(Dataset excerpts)
- - -
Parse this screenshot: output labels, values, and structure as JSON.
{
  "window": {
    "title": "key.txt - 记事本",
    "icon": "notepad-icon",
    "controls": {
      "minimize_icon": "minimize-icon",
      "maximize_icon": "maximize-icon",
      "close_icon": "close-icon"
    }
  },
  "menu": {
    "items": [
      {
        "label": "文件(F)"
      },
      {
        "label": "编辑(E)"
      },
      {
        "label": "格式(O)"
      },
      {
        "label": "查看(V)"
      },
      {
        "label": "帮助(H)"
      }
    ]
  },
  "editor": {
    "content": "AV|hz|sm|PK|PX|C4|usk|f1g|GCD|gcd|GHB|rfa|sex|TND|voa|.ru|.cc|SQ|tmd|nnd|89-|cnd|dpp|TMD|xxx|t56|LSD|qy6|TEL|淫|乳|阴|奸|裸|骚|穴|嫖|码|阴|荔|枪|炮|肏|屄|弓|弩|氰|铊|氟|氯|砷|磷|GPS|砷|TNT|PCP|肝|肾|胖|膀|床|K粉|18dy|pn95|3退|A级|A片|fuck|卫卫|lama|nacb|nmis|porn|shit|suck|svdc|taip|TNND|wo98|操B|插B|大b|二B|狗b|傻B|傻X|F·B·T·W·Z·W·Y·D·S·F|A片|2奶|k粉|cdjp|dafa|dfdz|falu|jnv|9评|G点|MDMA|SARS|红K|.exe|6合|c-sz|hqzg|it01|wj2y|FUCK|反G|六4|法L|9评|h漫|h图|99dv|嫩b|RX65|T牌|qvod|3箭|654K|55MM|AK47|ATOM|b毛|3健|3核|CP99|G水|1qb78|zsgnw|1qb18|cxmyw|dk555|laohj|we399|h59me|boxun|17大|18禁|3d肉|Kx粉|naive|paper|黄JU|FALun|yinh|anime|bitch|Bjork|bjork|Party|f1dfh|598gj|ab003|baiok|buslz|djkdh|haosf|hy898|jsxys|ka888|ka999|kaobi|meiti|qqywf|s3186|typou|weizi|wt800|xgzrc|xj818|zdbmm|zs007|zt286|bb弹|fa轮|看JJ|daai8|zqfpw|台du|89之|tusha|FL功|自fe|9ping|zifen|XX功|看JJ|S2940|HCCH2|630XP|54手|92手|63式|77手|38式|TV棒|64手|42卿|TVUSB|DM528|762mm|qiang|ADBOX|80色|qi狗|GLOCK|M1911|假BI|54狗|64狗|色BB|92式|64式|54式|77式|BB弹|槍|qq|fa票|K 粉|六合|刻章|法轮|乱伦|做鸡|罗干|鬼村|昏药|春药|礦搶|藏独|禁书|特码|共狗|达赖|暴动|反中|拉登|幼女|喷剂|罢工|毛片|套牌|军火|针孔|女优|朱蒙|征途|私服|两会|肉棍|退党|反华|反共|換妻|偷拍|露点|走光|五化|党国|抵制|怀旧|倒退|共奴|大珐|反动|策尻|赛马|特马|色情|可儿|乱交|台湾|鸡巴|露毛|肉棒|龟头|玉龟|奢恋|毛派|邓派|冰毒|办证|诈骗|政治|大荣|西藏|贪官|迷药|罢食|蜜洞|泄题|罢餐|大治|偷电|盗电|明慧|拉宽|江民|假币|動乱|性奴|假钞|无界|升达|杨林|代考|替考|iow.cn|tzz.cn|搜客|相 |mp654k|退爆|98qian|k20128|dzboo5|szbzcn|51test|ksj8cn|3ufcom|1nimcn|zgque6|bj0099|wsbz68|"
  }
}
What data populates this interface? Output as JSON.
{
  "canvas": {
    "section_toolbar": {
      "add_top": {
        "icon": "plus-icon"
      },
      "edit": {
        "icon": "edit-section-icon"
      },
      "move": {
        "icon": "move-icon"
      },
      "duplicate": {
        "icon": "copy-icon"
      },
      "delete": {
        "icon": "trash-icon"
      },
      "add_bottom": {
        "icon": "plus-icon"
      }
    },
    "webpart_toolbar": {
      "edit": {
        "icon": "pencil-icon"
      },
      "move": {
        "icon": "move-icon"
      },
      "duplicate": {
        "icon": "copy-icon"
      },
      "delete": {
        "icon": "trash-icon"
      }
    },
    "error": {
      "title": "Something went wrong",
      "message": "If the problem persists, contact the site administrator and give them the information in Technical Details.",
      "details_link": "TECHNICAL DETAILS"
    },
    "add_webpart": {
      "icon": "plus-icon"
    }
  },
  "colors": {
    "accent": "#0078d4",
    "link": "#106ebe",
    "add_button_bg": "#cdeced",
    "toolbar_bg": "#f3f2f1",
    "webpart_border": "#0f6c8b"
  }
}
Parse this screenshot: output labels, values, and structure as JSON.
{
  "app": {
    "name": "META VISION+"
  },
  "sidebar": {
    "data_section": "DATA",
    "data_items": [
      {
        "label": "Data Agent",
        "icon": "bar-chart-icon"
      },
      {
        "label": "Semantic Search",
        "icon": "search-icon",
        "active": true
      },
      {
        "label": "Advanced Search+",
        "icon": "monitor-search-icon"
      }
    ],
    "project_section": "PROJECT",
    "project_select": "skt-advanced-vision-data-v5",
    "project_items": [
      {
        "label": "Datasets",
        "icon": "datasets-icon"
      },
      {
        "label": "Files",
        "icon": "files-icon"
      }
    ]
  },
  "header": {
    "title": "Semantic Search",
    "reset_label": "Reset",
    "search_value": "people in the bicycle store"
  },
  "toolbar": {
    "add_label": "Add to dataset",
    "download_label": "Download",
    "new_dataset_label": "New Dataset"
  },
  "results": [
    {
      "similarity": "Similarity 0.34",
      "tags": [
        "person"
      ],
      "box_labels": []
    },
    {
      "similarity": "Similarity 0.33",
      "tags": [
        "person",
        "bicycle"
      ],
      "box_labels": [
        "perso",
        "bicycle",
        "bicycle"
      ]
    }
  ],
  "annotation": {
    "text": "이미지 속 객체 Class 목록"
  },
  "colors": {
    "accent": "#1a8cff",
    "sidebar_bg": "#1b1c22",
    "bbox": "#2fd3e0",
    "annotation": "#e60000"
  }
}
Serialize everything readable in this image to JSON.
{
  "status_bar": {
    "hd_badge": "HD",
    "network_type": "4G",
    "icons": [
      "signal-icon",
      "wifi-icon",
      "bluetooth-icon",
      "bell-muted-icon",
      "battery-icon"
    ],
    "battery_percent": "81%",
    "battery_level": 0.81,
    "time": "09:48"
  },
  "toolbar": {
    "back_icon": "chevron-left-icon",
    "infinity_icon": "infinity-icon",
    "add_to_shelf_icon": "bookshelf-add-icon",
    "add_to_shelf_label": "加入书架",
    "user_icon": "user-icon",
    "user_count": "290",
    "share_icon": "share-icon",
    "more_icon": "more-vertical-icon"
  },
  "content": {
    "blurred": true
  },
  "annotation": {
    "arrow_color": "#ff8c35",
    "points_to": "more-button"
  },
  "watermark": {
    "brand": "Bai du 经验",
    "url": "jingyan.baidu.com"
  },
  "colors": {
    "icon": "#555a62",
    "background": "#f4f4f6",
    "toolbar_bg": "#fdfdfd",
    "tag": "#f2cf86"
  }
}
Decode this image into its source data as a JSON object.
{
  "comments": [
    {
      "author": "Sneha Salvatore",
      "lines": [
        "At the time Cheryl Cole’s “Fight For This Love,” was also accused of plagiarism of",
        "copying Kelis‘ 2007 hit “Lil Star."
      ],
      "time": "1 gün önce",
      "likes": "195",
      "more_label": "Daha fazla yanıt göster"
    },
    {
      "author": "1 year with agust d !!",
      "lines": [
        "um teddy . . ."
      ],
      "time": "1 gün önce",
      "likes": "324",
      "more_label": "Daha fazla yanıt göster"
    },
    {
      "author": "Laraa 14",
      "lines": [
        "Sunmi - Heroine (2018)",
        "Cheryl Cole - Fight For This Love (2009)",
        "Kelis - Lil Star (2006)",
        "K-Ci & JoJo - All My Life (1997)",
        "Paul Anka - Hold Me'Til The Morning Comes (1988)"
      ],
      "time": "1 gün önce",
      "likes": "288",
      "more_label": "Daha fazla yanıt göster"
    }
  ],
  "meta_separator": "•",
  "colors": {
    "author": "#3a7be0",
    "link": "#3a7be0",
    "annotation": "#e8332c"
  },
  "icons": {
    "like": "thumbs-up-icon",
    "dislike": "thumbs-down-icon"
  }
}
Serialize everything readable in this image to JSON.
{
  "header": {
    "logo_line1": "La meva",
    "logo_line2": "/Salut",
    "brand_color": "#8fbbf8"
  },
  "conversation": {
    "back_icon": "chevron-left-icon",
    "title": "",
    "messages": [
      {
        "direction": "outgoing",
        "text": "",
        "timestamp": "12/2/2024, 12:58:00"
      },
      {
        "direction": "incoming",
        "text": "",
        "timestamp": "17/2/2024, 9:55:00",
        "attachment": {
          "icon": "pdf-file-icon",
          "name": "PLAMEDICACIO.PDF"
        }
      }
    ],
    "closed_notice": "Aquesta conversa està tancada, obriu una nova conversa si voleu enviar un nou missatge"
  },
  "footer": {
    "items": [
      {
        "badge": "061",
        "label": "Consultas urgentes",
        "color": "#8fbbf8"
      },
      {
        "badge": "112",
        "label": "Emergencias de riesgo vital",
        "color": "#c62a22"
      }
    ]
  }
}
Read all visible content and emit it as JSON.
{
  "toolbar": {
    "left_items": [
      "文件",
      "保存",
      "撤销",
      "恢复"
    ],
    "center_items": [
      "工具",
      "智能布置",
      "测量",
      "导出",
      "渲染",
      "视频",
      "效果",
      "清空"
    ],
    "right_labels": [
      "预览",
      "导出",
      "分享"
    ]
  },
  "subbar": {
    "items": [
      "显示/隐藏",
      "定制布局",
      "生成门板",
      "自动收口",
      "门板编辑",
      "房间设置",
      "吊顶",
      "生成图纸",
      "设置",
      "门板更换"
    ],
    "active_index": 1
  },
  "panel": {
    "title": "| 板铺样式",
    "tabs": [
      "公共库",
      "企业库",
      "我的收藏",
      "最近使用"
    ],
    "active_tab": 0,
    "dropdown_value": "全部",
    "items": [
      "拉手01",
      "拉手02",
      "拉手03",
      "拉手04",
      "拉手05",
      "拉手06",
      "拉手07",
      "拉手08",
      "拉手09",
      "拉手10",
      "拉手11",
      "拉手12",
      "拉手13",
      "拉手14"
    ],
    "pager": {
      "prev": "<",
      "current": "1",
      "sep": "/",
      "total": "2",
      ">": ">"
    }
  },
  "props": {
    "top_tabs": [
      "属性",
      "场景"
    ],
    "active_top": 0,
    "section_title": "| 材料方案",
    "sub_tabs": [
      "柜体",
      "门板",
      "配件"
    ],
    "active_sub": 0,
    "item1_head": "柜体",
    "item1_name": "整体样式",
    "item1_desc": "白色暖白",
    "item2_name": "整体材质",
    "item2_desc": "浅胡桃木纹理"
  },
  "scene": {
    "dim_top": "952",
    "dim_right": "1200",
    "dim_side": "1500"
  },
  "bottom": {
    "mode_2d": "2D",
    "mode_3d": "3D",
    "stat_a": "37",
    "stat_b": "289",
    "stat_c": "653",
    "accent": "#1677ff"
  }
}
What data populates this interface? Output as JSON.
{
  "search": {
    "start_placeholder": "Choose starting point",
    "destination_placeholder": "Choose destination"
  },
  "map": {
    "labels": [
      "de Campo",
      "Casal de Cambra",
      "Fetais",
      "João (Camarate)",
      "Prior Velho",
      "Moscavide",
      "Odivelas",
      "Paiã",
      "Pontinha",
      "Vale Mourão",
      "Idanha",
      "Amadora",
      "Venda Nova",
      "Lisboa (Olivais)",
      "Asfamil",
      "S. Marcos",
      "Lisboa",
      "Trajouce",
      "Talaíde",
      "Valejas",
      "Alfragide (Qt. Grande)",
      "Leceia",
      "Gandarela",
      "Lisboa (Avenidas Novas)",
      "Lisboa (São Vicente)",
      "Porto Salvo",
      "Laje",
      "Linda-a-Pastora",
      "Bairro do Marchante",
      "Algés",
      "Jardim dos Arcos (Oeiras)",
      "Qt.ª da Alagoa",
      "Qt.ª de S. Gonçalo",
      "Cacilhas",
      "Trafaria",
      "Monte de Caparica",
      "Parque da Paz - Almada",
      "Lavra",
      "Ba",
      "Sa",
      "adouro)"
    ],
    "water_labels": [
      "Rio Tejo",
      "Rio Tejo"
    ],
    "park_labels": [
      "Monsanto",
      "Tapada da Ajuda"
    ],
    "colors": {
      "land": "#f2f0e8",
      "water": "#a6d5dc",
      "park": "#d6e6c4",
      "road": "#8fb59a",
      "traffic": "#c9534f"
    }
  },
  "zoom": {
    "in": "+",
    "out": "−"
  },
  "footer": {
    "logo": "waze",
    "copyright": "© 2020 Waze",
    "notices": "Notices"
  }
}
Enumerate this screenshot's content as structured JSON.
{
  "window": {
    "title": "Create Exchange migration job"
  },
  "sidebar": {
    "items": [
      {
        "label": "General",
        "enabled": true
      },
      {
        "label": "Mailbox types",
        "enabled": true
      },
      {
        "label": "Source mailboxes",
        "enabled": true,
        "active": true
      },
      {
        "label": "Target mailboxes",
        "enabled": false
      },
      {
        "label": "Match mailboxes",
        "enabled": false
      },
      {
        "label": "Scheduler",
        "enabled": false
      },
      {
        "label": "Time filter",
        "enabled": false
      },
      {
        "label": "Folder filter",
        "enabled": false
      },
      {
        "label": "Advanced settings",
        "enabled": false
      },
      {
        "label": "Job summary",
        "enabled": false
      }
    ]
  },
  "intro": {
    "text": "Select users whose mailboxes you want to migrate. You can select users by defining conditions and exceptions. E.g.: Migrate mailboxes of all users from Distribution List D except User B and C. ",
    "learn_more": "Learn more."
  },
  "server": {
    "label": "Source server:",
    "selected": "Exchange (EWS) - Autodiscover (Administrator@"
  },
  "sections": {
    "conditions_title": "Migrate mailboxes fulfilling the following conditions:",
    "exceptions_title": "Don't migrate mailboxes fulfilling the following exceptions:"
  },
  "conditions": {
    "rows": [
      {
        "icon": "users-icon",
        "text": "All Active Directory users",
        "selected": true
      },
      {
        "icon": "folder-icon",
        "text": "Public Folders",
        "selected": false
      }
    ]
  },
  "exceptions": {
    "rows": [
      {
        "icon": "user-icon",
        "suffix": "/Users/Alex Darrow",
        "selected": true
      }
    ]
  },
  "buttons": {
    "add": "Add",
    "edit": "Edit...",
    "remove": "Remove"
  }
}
- - -
Task details: In the entries above, find every line holding the word "exceptions" and copy it out.

Solution:
    "text": "Select users whose mailboxes you want to migrate. You can select users by defining conditions and exceptions. E.g.: Migrate mailboxes of all users from Distribution List D except User B and C. ",
    "exceptions_title": "Don't migrate mailboxes fulfilling the following exceptions:"
  "exceptions": {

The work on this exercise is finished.